■ **Problem to solve**
Filter the records below and copy every line containing the word "from".

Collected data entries
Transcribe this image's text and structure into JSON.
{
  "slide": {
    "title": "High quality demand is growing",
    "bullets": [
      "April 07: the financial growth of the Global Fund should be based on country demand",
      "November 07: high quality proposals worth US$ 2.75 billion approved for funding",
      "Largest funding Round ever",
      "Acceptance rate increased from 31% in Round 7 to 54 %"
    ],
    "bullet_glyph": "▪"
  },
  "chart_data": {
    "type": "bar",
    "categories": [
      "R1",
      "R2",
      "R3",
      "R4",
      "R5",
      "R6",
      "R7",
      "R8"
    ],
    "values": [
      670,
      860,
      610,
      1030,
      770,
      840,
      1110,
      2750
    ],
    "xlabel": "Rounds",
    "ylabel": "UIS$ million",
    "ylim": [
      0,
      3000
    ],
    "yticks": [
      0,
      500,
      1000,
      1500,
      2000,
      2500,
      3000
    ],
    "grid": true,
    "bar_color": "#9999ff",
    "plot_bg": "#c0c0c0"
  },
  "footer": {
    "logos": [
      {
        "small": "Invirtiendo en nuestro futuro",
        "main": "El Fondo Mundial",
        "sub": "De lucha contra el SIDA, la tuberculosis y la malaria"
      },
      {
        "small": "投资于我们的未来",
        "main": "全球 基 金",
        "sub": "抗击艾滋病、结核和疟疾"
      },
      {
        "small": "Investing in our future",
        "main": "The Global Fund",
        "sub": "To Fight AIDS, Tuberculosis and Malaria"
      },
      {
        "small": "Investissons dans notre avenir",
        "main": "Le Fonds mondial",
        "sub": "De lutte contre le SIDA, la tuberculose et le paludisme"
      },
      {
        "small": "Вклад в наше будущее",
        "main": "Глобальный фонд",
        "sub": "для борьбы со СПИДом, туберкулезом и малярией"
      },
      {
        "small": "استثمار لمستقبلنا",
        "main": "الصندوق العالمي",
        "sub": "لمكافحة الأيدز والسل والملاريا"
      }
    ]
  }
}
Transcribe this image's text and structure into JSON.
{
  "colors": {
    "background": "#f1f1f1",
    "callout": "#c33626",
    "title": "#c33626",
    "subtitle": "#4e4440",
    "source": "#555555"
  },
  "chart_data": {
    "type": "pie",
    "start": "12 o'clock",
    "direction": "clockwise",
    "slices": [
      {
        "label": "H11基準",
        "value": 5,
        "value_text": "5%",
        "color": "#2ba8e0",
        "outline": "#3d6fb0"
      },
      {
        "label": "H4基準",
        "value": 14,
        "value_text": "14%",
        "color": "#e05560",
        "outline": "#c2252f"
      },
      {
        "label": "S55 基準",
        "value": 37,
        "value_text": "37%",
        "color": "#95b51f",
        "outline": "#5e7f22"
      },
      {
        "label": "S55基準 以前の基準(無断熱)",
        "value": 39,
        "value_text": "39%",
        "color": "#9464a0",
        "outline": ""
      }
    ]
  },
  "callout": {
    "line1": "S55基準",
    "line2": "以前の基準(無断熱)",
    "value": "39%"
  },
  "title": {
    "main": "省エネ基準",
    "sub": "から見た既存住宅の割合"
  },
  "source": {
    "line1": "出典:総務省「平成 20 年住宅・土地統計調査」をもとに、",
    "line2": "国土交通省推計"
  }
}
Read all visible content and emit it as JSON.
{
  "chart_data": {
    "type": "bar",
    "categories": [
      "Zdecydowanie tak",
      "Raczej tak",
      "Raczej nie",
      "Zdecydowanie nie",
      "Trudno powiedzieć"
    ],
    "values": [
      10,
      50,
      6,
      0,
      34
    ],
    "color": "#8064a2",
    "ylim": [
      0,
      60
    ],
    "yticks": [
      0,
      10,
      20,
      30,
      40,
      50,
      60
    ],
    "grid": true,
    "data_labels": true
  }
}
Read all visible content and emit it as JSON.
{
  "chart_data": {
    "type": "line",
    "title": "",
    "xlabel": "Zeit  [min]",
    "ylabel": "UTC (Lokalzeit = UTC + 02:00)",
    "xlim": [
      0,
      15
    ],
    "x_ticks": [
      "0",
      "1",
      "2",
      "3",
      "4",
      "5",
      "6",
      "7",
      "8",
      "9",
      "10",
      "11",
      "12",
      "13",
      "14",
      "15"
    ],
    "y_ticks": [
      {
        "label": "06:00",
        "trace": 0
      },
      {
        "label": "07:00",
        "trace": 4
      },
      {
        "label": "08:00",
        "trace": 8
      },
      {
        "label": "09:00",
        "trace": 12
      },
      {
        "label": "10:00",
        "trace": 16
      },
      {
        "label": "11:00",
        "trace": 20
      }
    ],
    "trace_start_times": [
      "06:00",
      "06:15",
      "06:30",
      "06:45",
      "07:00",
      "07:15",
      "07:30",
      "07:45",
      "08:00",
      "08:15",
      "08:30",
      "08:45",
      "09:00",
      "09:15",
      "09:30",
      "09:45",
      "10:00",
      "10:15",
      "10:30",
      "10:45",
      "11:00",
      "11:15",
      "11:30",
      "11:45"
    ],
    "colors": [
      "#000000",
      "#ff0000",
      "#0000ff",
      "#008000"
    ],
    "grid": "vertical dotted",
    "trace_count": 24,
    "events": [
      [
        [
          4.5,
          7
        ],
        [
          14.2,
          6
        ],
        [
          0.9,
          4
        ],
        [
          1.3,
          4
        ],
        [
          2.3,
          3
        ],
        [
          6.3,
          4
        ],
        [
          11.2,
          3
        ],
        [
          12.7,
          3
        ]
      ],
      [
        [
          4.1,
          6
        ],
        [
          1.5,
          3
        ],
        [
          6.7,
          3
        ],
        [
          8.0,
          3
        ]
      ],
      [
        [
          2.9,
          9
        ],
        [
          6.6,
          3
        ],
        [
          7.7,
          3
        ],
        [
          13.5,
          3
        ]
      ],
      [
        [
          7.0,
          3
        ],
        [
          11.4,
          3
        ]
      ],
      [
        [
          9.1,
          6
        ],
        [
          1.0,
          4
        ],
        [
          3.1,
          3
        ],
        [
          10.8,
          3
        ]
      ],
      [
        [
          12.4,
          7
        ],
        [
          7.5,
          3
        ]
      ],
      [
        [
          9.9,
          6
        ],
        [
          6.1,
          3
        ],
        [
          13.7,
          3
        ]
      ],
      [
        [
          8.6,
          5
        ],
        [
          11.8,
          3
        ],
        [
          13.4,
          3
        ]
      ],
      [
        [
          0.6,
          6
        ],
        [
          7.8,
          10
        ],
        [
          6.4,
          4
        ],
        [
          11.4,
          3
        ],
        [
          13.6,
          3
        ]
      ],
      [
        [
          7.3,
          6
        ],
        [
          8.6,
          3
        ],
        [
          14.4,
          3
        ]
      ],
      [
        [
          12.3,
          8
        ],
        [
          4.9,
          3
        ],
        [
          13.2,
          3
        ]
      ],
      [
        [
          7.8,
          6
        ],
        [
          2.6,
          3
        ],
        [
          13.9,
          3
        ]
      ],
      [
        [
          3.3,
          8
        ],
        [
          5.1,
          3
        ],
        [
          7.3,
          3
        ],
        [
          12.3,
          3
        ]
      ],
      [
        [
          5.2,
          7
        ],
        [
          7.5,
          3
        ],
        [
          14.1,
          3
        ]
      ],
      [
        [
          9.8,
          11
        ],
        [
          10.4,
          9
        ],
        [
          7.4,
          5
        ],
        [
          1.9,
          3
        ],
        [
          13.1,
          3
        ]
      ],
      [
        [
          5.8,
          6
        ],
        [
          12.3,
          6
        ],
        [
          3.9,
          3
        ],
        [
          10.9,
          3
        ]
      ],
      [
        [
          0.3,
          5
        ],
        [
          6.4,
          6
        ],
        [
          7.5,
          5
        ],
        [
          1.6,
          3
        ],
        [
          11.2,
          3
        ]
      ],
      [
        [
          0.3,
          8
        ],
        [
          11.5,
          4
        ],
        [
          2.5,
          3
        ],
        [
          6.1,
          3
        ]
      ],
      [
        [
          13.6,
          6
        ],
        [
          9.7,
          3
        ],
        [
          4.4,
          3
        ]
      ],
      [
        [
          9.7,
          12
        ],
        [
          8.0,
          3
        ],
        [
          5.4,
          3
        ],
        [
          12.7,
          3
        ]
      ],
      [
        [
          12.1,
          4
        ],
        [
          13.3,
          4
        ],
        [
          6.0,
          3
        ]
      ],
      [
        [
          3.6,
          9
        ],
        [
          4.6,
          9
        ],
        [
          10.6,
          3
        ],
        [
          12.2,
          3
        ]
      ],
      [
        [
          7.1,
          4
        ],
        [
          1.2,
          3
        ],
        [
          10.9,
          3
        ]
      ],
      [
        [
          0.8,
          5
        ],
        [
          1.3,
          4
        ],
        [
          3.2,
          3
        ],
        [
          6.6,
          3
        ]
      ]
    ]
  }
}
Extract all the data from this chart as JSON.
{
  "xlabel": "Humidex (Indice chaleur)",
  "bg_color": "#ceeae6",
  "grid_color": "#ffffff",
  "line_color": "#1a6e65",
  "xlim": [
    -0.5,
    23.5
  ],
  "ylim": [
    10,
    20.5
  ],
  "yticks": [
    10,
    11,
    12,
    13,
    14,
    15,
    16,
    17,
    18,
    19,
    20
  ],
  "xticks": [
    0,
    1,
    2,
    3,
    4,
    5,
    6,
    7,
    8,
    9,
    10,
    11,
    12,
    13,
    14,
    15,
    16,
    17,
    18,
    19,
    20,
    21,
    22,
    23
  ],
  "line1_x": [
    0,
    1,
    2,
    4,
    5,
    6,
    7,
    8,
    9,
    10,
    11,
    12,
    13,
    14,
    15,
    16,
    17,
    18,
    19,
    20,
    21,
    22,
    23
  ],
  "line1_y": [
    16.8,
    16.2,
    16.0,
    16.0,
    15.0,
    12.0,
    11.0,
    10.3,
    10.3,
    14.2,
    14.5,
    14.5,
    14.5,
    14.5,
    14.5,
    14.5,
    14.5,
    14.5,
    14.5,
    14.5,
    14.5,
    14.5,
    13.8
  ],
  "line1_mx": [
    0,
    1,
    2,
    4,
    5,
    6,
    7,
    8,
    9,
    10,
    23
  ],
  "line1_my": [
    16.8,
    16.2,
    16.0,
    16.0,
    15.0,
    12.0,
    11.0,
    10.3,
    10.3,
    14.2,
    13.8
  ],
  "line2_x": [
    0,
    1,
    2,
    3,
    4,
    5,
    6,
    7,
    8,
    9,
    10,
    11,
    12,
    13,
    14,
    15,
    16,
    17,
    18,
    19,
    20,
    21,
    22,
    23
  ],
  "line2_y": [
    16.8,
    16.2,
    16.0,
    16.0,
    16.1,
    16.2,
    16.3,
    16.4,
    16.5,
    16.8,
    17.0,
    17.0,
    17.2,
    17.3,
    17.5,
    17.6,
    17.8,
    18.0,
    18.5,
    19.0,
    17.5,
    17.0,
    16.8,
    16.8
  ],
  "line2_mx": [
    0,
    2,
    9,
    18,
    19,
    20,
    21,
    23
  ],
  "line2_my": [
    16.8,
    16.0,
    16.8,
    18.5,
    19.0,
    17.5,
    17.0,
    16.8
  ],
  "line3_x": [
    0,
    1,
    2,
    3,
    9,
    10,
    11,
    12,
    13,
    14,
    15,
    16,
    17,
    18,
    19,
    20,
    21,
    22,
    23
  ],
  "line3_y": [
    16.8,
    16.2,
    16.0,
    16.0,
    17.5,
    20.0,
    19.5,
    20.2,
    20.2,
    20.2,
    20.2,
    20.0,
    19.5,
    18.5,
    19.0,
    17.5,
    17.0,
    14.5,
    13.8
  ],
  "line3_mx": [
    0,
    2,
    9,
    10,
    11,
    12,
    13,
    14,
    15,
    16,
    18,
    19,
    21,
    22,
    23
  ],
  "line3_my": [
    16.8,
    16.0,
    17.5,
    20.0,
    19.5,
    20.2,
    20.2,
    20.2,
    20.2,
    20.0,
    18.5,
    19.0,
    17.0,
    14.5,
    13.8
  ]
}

■ **Output of the task**
      "Acceptance rate increased from 31% in Round 7 to 54 %"
Extract all the data from this chart as JSON.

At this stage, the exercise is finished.